Reproduce every one of the entries below, character for character.

# START OF Excerpted records

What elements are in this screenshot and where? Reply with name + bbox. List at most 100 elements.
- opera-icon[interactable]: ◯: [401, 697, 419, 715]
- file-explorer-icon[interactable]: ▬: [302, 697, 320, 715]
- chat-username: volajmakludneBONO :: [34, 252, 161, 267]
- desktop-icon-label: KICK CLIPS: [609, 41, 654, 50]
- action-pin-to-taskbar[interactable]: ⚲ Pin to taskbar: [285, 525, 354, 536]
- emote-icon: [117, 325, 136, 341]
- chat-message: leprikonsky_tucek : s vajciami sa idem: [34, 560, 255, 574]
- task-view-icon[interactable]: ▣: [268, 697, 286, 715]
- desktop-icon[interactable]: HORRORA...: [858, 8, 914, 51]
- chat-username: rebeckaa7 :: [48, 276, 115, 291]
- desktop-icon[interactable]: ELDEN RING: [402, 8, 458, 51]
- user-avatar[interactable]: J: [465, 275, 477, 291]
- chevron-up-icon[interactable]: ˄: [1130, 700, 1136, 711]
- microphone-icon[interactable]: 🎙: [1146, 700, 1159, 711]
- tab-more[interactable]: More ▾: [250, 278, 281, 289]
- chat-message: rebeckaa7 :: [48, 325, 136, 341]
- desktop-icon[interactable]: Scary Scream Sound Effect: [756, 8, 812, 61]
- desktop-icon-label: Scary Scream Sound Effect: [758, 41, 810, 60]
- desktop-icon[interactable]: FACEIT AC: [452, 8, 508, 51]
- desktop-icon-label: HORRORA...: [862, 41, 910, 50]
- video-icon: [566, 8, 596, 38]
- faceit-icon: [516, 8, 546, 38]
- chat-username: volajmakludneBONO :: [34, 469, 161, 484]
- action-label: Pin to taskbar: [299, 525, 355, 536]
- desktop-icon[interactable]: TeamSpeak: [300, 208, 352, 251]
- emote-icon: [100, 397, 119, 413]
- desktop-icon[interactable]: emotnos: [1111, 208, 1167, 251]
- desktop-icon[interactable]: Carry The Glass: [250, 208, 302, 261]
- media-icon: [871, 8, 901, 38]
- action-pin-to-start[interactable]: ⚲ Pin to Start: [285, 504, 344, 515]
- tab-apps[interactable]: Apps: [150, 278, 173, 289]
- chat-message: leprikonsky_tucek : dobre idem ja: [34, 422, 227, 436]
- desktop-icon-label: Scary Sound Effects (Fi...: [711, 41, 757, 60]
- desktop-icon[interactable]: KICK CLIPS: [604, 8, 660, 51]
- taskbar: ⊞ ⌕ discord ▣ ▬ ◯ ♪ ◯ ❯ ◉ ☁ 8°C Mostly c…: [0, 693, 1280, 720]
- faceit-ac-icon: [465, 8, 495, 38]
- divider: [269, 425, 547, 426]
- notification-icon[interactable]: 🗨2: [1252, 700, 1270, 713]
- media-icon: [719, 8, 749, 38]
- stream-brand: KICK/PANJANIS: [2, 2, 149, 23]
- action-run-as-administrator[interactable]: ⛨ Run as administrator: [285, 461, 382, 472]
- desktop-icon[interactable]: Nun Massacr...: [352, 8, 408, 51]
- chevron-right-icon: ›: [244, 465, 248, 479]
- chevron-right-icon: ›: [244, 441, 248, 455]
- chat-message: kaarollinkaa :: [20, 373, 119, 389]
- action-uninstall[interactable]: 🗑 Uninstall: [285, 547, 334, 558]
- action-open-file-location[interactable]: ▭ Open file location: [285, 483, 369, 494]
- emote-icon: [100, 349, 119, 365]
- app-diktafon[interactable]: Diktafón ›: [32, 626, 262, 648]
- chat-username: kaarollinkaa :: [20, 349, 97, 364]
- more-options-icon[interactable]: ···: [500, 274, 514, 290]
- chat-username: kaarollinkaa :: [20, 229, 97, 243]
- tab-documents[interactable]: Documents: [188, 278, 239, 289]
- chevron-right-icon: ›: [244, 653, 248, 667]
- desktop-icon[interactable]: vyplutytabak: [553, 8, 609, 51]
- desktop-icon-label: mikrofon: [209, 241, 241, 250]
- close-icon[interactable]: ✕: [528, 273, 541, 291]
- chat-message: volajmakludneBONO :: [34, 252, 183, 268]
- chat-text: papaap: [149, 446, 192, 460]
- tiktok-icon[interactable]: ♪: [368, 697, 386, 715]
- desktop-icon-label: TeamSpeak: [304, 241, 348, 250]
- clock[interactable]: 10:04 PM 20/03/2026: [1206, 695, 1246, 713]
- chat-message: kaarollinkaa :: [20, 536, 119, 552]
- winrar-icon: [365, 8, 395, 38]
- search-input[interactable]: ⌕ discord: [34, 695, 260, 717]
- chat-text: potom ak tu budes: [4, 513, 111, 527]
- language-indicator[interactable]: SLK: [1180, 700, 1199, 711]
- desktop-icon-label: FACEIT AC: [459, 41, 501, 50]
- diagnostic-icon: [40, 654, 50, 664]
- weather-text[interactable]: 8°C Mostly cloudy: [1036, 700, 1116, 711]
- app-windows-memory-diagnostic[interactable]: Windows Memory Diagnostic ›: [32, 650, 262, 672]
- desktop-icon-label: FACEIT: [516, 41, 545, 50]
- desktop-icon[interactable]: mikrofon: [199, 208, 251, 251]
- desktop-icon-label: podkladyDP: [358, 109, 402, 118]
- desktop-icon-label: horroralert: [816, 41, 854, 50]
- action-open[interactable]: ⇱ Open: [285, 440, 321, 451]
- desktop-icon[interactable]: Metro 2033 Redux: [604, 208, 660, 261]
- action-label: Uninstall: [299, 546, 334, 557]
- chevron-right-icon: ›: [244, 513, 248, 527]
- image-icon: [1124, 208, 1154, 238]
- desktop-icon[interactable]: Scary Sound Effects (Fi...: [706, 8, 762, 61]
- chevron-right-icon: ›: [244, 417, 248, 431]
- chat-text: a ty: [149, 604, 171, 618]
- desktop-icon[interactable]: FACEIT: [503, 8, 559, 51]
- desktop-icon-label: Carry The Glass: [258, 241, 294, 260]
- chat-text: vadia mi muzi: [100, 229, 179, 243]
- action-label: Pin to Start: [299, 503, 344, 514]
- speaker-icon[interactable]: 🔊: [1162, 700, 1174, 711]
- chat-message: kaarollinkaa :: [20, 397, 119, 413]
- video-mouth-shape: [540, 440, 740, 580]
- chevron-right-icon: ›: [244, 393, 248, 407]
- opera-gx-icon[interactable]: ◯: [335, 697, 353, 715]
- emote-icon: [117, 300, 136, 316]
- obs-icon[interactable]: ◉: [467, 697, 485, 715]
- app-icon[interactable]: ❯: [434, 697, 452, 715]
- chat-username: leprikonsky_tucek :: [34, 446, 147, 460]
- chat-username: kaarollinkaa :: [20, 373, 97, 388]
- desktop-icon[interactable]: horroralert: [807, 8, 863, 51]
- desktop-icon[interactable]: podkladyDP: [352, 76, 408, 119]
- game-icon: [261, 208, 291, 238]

# END OF Excerpted records

Response below:
What elements are in this screenshot and where? Reply with name + bbox. List at most 100 elements.
- opera-icon[interactable]: ◯: [401, 697, 419, 715]
- file-explorer-icon[interactable]: ▬: [302, 697, 320, 715]
- chat-username: volajmakludneBONO :: [34, 252, 161, 267]
- desktop-icon-label: KICK CLIPS: [609, 41, 654, 50]
- action-pin-to-taskbar[interactable]: ⚲ Pin to taskbar: [285, 525, 354, 536]
- emote-icon: [117, 325, 136, 341]
- chat-message: leprikonsky_tucek : s vajciami sa idem: [34, 560, 255, 574]
- task-view-icon[interactable]: ▣: [268, 697, 286, 715]
- desktop-icon[interactable]: HORRORA...: [858, 8, 914, 51]
- chat-username: rebeckaa7 :: [48, 276, 115, 291]
- desktop-icon[interactable]: ELDEN RING: [402, 8, 458, 51]
- user-avatar[interactable]: J: [465, 275, 477, 291]
- chevron-up-icon[interactable]: ˄: [1130, 700, 1136, 711]
- microphone-icon[interactable]: 🎙: [1146, 700, 1159, 711]
- tab-more[interactable]: More ▾: [250, 278, 281, 289]
- chat-message: rebeckaa7 :: [48, 325, 136, 341]
- desktop-icon[interactable]: Scary Scream Sound Effect: [756, 8, 812, 61]
- desktop-icon-label: Scary Scream Sound Effect: [758, 41, 810, 60]
- desktop-icon[interactable]: FACEIT AC: [452, 8, 508, 51]
- desktop-icon-label: HORRORA...: [862, 41, 910, 50]
- video-icon: [566, 8, 596, 38]
- faceit-icon: [516, 8, 546, 38]
- chat-username: volajmakludneBONO :: [34, 469, 161, 484]
- action-label: Pin to taskbar: [299, 525, 355, 536]
- desktop-icon[interactable]: TeamSpeak: [300, 208, 352, 251]
- emote-icon: [100, 397, 119, 413]
- desktop-icon[interactable]: emotnos: [1111, 208, 1167, 251]
- desktop-icon[interactable]: Carry The Glass: [250, 208, 302, 261]
- media-icon: [871, 8, 901, 38]
- action-pin-to-start[interactable]: ⚲ Pin to Start: [285, 504, 344, 515]
- tab-apps[interactable]: Apps: [150, 278, 173, 289]
- chat-message: leprikonsky_tucek : dobre idem ja: [34, 422, 227, 436]
- desktop-icon-label: Scary Sound Effects (Fi...: [711, 41, 757, 60]
- desktop-icon[interactable]: KICK CLIPS: [604, 8, 660, 51]
- taskbar: ⊞ ⌕ discord ▣ ▬ ◯ ♪ ◯ ❯ ◉ ☁ 8°C Mostly c…: [0, 693, 1280, 720]
- faceit-ac-icon: [465, 8, 495, 38]
- divider: [269, 425, 547, 426]
- notification-icon[interactable]: 🗨2: [1252, 700, 1270, 713]
- media-icon: [719, 8, 749, 38]
- stream-brand: KICK/PANJANIS: [2, 2, 149, 23]
- action-run-as-administrator[interactable]: ⛨ Run as administrator: [285, 461, 382, 472]
- desktop-icon[interactable]: Nun Massacr...: [352, 8, 408, 51]
- chevron-right-icon: ›: [244, 465, 248, 479]
- chevron-right-icon: ›: [244, 441, 248, 455]
- chat-message: kaarollinkaa :: [20, 373, 119, 389]
- action-uninstall[interactable]: 🗑 Uninstall: [285, 547, 334, 558]
- action-open-file-location[interactable]: ▭ Open file location: [285, 483, 369, 494]
- emote-icon: [100, 349, 119, 365]
- app-diktafon[interactable]: Diktafón ›: [32, 626, 262, 648]
- chat-username: kaarollinkaa :: [20, 349, 97, 364]
- more-options-icon[interactable]: ···: [500, 274, 514, 290]
- chat-username: kaarollinkaa :: [20, 229, 97, 243]
- tab-documents[interactable]: Documents: [188, 278, 239, 289]
- chevron-right-icon: ›: [244, 653, 248, 667]
- desktop-icon[interactable]: vyplutytabak: [553, 8, 609, 51]
- desktop-icon-label: mikrofon: [209, 241, 241, 250]
- close-icon[interactable]: ✕: [528, 273, 541, 291]
- chat-message: volajmakludneBONO :: [34, 252, 183, 268]
- chat-text: papaap: [149, 446, 192, 460]
- tiktok-icon[interactable]: ♪: [368, 697, 386, 715]
- desktop-icon-label: TeamSpeak: [304, 241, 348, 250]
- clock[interactable]: 10:04 PM 20/03/2026: [1206, 695, 1246, 713]
- chat-message: kaarollinkaa :: [20, 536, 119, 552]
- winrar-icon: [365, 8, 395, 38]
- search-input[interactable]: ⌕ discord: [34, 695, 260, 717]
- chat-text: potom ak tu budes: [4, 513, 111, 527]
- language-indicator[interactable]: SLK: [1180, 700, 1199, 711]
- desktop-icon-label: FACEIT AC: [459, 41, 501, 50]
- diagnostic-icon: [40, 654, 50, 664]
- weather-text[interactable]: 8°C Mostly cloudy: [1036, 700, 1116, 711]
- app-windows-memory-diagnostic[interactable]: Windows Memory Diagnostic ›: [32, 650, 262, 672]
- desktop-icon-label: FACEIT: [516, 41, 545, 50]
- desktop-icon[interactable]: mikrofon: [199, 208, 251, 251]
- desktop-icon-label: podkladyDP: [358, 109, 402, 118]
- desktop-icon-label: horroralert: [816, 41, 854, 50]
- action-open[interactable]: ⇱ Open: [285, 440, 321, 451]
- desktop-icon[interactable]: Metro 2033 Redux: [604, 208, 660, 261]
- action-label: Uninstall: [299, 546, 334, 557]
- chevron-right-icon: ›: [244, 513, 248, 527]
- image-icon: [1124, 208, 1154, 238]
- desktop-icon[interactable]: Scary Sound Effects (Fi...: [706, 8, 762, 61]
- chevron-right-icon: ›: [244, 417, 248, 431]
- chat-text: a ty: [149, 604, 171, 618]
- desktop-icon[interactable]: FACEIT: [503, 8, 559, 51]
- desktop-icon-label: Carry The Glass: [258, 241, 294, 260]
- chat-text: vadia mi muzi: [100, 229, 179, 243]
- action-label: Pin to Start: [299, 503, 344, 514]
- speaker-icon[interactable]: 🔊: [1162, 700, 1174, 711]
- chat-message: kaarollinkaa :: [20, 397, 119, 413]
- video-mouth-shape: [540, 440, 740, 580]
- chevron-right-icon: ›: [244, 393, 248, 407]
- opera-gx-icon[interactable]: ◯: [335, 697, 353, 715]
- emote-icon: [117, 300, 136, 316]
- obs-icon[interactable]: ◉: [467, 697, 485, 715]
- app-icon[interactable]: ❯: [434, 697, 452, 715]
- chat-username: leprikonsky_tucek :: [34, 446, 147, 460]
- chat-username: kaarollinkaa :: [20, 373, 97, 388]
- desktop-icon[interactable]: horroralert: [807, 8, 863, 51]
- desktop-icon[interactable]: podkladyDP: [352, 76, 408, 119]
- game-icon: [261, 208, 291, 238]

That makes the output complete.